| Direction |
Filter the entries below, keeping only lines with the word "Mrugacz".

| Stored items |
-----
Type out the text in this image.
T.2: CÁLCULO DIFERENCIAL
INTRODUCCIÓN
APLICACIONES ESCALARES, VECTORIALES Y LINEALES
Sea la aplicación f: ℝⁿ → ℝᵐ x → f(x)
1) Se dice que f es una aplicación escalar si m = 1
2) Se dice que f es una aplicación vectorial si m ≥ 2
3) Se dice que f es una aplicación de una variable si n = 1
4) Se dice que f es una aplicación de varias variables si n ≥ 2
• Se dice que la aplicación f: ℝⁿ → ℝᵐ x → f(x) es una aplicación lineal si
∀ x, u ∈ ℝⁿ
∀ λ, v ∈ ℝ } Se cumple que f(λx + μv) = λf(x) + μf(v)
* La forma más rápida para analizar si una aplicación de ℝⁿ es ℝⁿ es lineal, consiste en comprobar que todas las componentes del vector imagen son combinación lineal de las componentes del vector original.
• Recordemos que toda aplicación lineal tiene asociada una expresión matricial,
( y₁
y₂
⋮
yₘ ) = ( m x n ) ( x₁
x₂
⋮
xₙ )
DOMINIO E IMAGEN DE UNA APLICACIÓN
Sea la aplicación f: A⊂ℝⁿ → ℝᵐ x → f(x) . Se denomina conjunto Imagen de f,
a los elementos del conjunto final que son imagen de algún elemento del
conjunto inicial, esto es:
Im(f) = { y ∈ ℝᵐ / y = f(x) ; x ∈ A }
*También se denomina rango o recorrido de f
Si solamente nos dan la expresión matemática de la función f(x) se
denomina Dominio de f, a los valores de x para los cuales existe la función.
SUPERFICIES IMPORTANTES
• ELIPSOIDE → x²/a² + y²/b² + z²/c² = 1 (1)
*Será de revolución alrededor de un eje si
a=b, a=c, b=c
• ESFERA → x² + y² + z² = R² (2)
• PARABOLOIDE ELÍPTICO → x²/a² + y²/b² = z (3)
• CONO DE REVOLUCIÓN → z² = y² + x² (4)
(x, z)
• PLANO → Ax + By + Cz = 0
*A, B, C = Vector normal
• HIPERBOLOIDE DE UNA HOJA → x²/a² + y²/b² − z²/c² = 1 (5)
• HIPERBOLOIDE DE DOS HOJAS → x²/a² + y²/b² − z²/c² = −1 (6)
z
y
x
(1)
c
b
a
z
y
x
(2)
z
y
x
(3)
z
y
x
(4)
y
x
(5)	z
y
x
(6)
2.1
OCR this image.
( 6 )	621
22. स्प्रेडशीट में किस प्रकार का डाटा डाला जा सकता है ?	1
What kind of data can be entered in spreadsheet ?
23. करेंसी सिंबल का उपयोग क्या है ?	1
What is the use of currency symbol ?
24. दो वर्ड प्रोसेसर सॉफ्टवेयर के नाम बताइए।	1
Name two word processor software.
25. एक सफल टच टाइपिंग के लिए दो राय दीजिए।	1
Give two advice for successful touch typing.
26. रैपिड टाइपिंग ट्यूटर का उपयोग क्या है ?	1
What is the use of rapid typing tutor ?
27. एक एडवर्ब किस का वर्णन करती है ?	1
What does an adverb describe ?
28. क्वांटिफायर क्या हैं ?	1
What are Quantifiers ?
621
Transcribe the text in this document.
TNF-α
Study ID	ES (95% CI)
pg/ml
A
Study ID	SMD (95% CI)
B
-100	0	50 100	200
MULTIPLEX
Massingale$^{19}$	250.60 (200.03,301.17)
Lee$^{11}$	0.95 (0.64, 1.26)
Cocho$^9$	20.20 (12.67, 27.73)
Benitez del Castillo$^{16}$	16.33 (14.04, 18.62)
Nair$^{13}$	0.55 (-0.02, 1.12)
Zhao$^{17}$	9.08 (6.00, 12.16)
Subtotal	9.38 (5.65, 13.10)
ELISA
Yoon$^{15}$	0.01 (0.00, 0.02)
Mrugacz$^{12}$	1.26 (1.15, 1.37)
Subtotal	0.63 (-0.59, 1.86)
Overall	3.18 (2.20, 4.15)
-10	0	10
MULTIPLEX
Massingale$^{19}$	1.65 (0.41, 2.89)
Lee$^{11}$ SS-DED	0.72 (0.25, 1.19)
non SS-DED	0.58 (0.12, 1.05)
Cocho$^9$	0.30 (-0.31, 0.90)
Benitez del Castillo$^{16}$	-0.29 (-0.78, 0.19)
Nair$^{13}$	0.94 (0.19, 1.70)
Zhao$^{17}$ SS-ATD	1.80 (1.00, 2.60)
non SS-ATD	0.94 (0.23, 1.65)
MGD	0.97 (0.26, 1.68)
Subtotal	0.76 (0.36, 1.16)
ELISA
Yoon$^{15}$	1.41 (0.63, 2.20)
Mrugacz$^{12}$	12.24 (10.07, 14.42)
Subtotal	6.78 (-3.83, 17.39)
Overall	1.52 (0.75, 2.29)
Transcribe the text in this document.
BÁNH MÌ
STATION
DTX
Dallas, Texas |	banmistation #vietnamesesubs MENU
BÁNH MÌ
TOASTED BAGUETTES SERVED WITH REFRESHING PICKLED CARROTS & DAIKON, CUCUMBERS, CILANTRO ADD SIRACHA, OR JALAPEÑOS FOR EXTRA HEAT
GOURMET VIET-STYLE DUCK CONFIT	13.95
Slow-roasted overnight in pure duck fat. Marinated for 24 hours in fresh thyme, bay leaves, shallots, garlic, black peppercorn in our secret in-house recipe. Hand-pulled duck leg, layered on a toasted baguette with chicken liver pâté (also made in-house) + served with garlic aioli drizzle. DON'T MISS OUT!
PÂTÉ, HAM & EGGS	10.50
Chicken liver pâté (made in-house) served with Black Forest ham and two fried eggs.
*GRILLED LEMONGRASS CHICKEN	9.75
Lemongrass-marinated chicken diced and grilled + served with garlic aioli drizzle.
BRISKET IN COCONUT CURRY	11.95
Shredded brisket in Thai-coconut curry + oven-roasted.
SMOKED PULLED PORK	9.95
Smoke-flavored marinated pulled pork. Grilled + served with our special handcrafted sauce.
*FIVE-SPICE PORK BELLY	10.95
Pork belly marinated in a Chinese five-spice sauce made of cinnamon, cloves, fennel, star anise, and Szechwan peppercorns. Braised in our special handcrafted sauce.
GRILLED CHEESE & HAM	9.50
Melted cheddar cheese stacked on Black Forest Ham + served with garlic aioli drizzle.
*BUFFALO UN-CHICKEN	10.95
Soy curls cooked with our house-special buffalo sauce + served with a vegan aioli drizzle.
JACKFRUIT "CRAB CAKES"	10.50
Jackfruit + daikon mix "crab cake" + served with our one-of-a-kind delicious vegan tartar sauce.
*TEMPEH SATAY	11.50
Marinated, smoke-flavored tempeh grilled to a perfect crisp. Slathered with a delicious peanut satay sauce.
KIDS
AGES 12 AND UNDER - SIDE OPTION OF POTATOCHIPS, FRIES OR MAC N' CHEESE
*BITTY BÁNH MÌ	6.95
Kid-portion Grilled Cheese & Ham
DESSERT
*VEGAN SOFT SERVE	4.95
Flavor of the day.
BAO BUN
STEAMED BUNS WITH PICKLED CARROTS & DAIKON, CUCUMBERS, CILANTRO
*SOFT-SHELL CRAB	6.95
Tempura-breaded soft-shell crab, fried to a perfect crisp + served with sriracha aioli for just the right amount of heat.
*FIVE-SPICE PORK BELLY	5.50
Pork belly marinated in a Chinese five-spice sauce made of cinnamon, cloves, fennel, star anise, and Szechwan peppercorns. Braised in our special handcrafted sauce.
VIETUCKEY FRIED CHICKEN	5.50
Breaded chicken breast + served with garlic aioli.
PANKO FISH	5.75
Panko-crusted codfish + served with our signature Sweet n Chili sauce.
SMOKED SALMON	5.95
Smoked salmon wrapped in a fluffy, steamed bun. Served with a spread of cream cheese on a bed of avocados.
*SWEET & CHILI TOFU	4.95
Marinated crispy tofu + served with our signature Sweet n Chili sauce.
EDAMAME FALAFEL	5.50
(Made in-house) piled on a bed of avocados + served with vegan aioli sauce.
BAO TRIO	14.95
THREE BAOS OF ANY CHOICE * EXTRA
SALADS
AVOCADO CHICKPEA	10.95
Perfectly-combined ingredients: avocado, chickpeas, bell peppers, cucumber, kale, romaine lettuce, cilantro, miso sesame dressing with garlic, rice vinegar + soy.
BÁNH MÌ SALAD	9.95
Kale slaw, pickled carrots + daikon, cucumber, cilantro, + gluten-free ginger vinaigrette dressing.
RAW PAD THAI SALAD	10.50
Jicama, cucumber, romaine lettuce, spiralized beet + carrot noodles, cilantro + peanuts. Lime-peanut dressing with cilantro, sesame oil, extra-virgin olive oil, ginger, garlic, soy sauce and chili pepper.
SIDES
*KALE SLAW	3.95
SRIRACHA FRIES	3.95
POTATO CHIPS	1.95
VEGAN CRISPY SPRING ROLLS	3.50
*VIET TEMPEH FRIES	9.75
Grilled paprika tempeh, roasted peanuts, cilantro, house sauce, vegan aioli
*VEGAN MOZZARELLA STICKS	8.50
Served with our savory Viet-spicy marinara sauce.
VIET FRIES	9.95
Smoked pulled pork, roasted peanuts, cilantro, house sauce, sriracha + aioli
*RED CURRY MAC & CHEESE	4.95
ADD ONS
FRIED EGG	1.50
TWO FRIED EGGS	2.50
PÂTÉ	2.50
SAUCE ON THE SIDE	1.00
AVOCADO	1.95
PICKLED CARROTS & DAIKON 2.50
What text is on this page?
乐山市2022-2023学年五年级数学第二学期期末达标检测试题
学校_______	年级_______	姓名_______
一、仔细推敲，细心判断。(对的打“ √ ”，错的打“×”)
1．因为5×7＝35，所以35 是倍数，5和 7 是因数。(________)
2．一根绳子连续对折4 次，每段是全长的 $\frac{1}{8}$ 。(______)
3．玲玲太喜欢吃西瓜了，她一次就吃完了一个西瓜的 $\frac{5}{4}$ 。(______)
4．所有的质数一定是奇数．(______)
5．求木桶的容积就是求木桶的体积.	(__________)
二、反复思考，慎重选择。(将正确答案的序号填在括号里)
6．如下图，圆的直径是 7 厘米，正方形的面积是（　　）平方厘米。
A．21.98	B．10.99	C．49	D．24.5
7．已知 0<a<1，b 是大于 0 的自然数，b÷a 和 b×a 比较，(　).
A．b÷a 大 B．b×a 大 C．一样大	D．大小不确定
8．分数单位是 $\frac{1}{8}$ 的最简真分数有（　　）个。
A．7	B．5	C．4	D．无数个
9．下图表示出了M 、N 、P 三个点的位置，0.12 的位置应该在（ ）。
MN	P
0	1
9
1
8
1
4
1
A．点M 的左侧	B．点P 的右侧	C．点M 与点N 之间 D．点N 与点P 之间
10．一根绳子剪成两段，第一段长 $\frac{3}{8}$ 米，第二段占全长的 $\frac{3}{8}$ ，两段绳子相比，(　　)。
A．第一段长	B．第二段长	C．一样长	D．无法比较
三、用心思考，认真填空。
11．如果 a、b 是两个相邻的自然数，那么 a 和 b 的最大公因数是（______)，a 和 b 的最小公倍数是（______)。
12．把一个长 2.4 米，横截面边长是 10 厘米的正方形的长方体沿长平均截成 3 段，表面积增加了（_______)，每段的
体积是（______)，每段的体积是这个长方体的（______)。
-----
| Task output |
Mrugacz$^{12}$	1.26 (1.15, 1.37)
Mrugacz$^{12}$	12.24 (10.07, 14.42)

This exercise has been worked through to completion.